TEXTO
↓↓↓
A Mostra Ecofalante de Cinema – um dos maiores festivais do Brasil e o mais importante evento de áudio-visual sul-americano dedicado à temática socioambiental – está de volta em sua 12ª edição, exibindo, de 1 a 14 de junho, uma super seleção de 101 filmes de 39 países em 39 espaços culturais de São Paulo, com entrada franca.
Racismo ambiental, pós-colonialismo, povos indígenas e questões econômicas presentes e futuras são os temas de destaque das obras escolhidas, assinadas por Jorge Bodanzky, Gabriela Cowperthwaite, Eduardo Coutinho, Paul Leduc, Gillo Pontecorvo, Ousmane Sembène, Safi Faye, Marta Rodríguez, Jorge Sanjinés e William Klein, entre outros.
Alguns dos filmes que serão exibidos foram premiados em festivais de cinema como de Cannes, Berlim, Cinéma du Réel, CPH:DOX e Tribeca, ou selecionadas para participar dos festivais de Roterdã, Toronto, Sundance, Hot Docs, Locarno e IDFA-Amsterdã.
Como sempre, as atividades paralelas brindam os cinéfilos com encontros muito preciosos com mestres. Este ano, a mostra oferece uma masterclass com o pensador martiniquês Malcolm Ferdinanda respeito de Ecologia Decolonial (que explora o conceito de Plantationoceno) e uma oficina com o diretor Jorge Bodanzki intitulada A Prática do Cinema Ambiental.
O ciclo de debates colocará em pauta temas como racismo ambiental, futuro da energia, desmatamento e economia e reunirá especialistas e diretores.
↑↑↑
QUESTÕES PROPOSTAS
a - Responda com base no texto sobre a Mostra Ecofalante:
(i) Quantos filmes a 12ª edição exibe, e de quantos países?
(ii) Em quais festivais alguns dos filmes foram premiados?
(iii) Que temas o ciclo de debates colocará em pauta?
b - Prossiga o texto sobre a Mostra Ecofalante a partir da última frase.
Os dados não têm relação com esta atividade.

EXTRATO DE DADOS
↓↓↓
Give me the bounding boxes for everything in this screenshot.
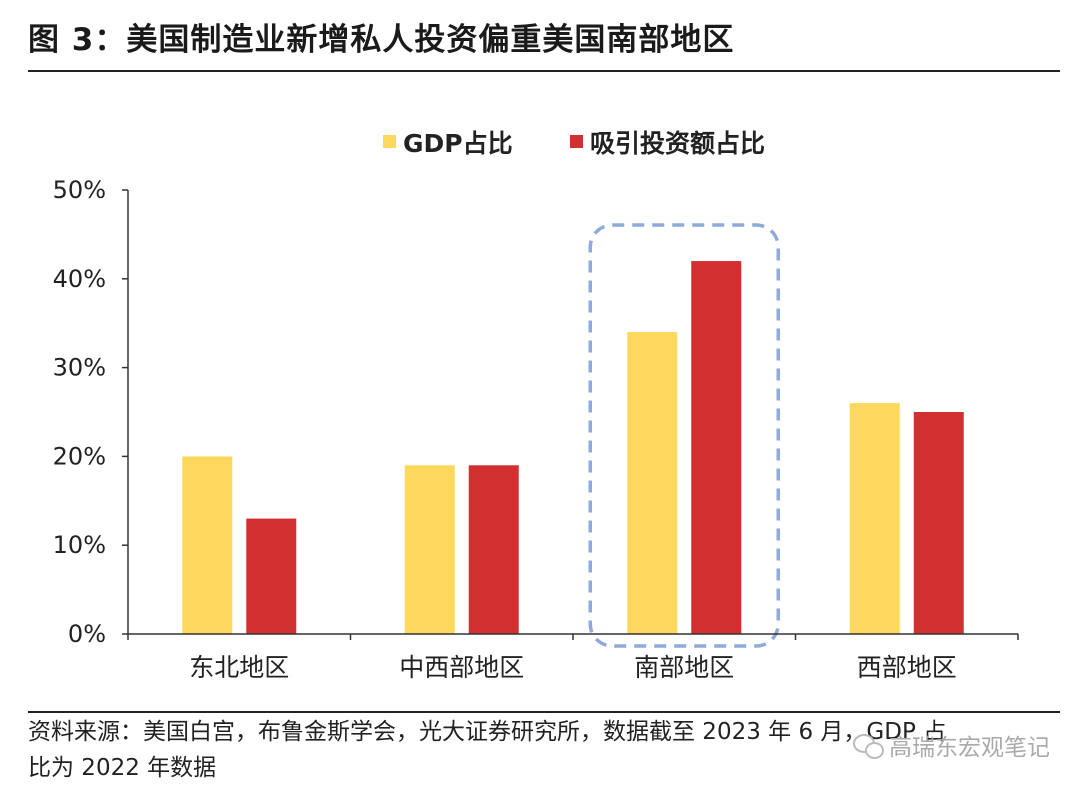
↑↑↑
↓↓↓
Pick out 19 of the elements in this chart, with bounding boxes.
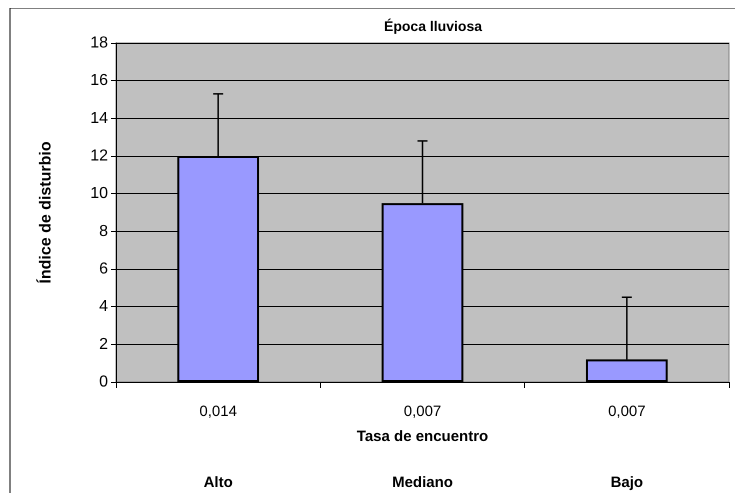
↑↑↑
RESPOSTAS
a -
(i) 101 filmes de 39 países.
(ii) Cannes, Berlim, Cinéma du Réel, CPH:DOX e Tribeca.
(iii) Racismo ambiental, futuro da energia, desmatamento e economia.

b -
Além das tradicionais sessões Panorama Contemporâneo, Competição Latino-Americana e o Concurso Curta Ecofalante (que destaco mais adiante), a Ecofalante programou uma Mostra Histórica – intitulada Fraturas (pós-)coloniais e as Lutas do Plantationoceno – que apresenta 17 ícones do cinema militante produzidos entre 1966 a 1984, que discutem a herança do colonialismo em diferentes partes do planeta.

O termo ‘Plantationoceno’ – que aparece na aula de Malcolm Ferdinand e no título desta mostra – foi cunhado pelas teóricas norte-americanas Dona Haraway e Anna Tsing, nos anos 2010, e se contrapõe a Antropoceno ao reconhecer os fundamentos coloniais e escravagistas da globalização e do sistema socioeconômico hegemônico hoje.
Completam a programação estreias mundiais de longas brasileiros, um cardápio especial de filmes para a criançada, uma sessão especial com mulheres conservacionistas e um trabalho de realidade virtual na floresta. Vamos a eles!
Estreias mundiais
Os três títulos brasileiros selecionados abordam o embate entre indígenas e garimpeiros, queimadas em quatro biomas do país e deslocamento de uma população:
– Cinzas da Floresta, de André D’Elia, registra uma expedição com o artivista Mundano que percorreu mais de dez mil quilômetros por quatro grandes biomas: Amazônia, Cerrado, Pantanal e Mata Atlântica como o objetivo de produzir uma cartela em tons de cinza a partir do carvão e das cinzas de restos de árvores e de animais carbonizados.

Com esse material, ele pintou um painel para homenagear os brigadistas, inspirado na famosa obra modernista do artista plástico Candido Portinari (1903-1962): O Lavrador de Café.
– Escute, A Terra Foi Rasgada, de Fred Rahal Mauro (de BR Acima de Tudo) e Cassandra Mello, registra o acampamento Luta pela Vida, em Brasília, no qual lideranças dos povos Mebêngôkre (Kayapó), Munduruku e Yanomami se uniram numa Aliança em Defesa dos Territórios e escreveram uma carta-manifesto em repúdio à atividade garimpeira.
Na sessão promovida pela Ecofalante, estão confirmadas as presenças das lideranças dessa aliança: Davi Kopenawa, Beka Munduruku e Maial Kayapó.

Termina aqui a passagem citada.